Start DOCUMENT EXCERPT

Toward a New Classical Economics

Writing over at Hackernoon, Arnold Kling writes about a need to “overthrow neoclassical economics.”

Kling’s article rings of truth.  A lot of neoclassical economics, as it is taught and practiced, does tend to simply treat “labor” and “capital” as blobs and ignores the individual believes and attitudes of individuals.  People are reduced to “representative agents” or mere resource-allocators in the standard neoclassical framework.  Firms are treated as mere input-output machines that run by blobs of homogenous things known as “capital” and “labor.”

Kling proposes to insert the ideas of cultural evolution into economics, a proposal I am sympathetic to.  And, at one time, economists took this factor into account.  Adam Smith, David Ricardo, Frederic Bastiat, and many other of the classical economists knew you had to take into account people’s attitudes, desires, sympathies, etc and they acted on these.  Adam Smith’s Theory of Moral Sentiments is a proto-economic book and he discusses at length how our sympathies and morals, shaped and shaping those around us, affect our behavior.  Frederic Bastiat, in The Law and That Which is Seen and That Which is Unseen discuss the role of institutions and how people react to those institutional frameworks if they deviate from their moral foundations.

In a sense, Kling is correct.  We need to overthrow neoclassical economics.  I’d like to see it return, at least insofar as the assumptions concerning homo economicus goes, to its classical roots.

Does Heaven Have an Economy?

Short answer: no.

Long answer: Heaven has no need for an economy.  Economics looks at scarcity and how humans interact to deal with the problems arising from scarce resources:  Exchange and production, collective action solutions (like firms or governments), rights, institutions, etc.  Things like preferences, budget constraints, opportunity costs, knowledge, etc are all under consideration by the economist.

Heaven is a post-scarcity place.  God is omniscient, which means there are no knowledge problems.  God is omnipotent, which means any resources needed (if any) can be instantly created.  God and Heaven exist outside of the temporal universe, which means problems relating to future knowledge are eliminated.  There are no economic problems in Heaven, and thus no need for an economy.

I bring this up not for some theological discussion on the nature of Heaven, but rather to point out a mistake many policy pundits (even with economic training) make when they discuss economics: they assume away the economic problem.

The most common form assuming away the economic problem takes is assuming in supply and demand curves.  We see this all the time: free trade discussions, market failure discussions, labor market discussions, etc.  Economists and policymakers and pundits just assume away the knowledge problem, forgetting that the very curves the need to make their policies are generated by the very process (market process) they are seeking to disrupt!

Another example, exemplified by this paper, exists in assuming away individualism.  Much of the economic problem (and its subsequent solutions) exist because people are individuals, with their own dreams and desires.  In more technical terms, they have preferences.  If we assume a “representative agent” or assume “identical preferences,” we assume away a major part of the economic problem, which is how we arrive at conclusions that make no economic sense.

End DOCUMENT EXCERPT
Start DATA EXCERPT

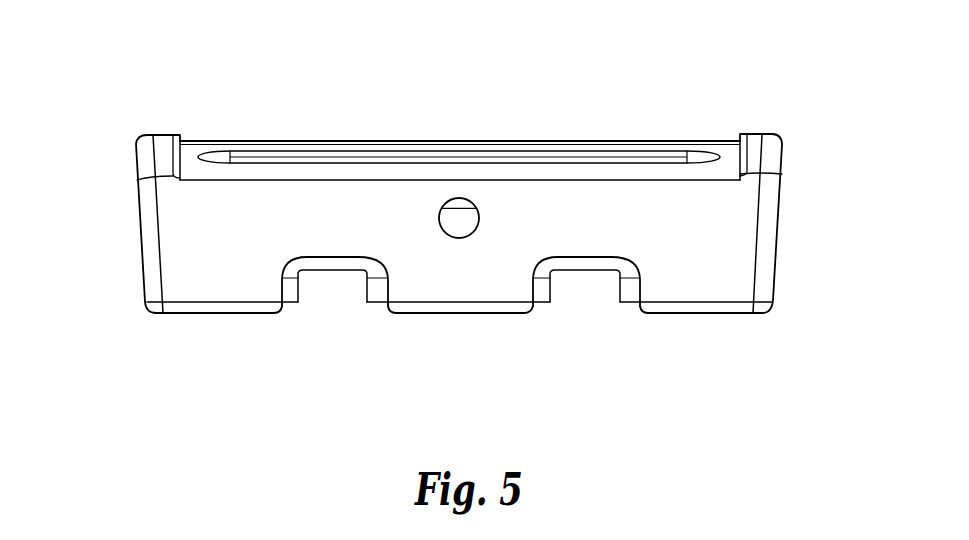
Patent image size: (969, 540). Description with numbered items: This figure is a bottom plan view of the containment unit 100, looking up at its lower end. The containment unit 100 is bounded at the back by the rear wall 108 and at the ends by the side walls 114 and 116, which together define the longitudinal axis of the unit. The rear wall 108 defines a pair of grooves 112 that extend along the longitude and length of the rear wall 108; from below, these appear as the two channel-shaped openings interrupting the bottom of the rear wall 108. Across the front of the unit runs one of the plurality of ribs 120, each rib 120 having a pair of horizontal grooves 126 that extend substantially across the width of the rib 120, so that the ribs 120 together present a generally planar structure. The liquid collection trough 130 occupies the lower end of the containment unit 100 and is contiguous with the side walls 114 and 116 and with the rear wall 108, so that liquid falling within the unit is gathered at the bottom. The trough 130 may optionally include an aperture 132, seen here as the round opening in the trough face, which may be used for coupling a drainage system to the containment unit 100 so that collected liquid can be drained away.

End DATA EXCERPT

PROMPT 1.
Answer these questions from the economics blog post:
(a) Who wrote about a need to "overthrow neoclassical economics," and on what site?
(b) Which book by Adam Smith does the post call a proto-economic book?
(c) What does the post say God's omniscience means for Heaven?
PROMPT 2. Continue the economics blog post past its final sentence.
The listing comes from a separate source and has no connection to the economics blog post.

ANSWER 1.
(a) Arnold Kling, writing at Hackernoon.
(b) Theory of Moral Sentiments.
(c) There are no knowledge problems.

ANSWER 2.
The point is this: a lot of these assumptions tend to lead to conclusions economists generally oppose.  The reasoning is simple: If you assume away economic problems, of course economic methods are going to become pointless.

The Logical Impossibility of Absolute Rights

There is an important implication of my post from yesterday (or, perhaps more accurately, I should say this post as important implications that lead to yesterday’s post): universally absolute rights are logically impossible.

We tend to hear arguments by libertarians and anarcho-capitalists that certain rights, namely property rights, are absolute (for example, see Murray Rothbard’s article here).  No one can prevent us from doing what we want with our property (including our bodies) or enjoying our property as we see fit.  While on the surface, this seems reasonable, it is a logically impossible thing to enforce.

Let’s consider an example, similar to the one I gave yesterday.  Two neighbors have an abutting piece of land.  One neighbor, Joe, has a pool and a nice backyard he enjoys lounging in.  However, one thing he does not like is the smell of smoke and the sound of loud noises.  These things reduce the enjoyment of his property.  The other neighbor, Bob, has a backyard as well, but he likes to sometimes hold barbeques, bonfires, and parties.  When he does this, he generates noise and smoke that inevitably flow over to Joe’s yard.  In other words, Joe’s “stuff” is being messed with.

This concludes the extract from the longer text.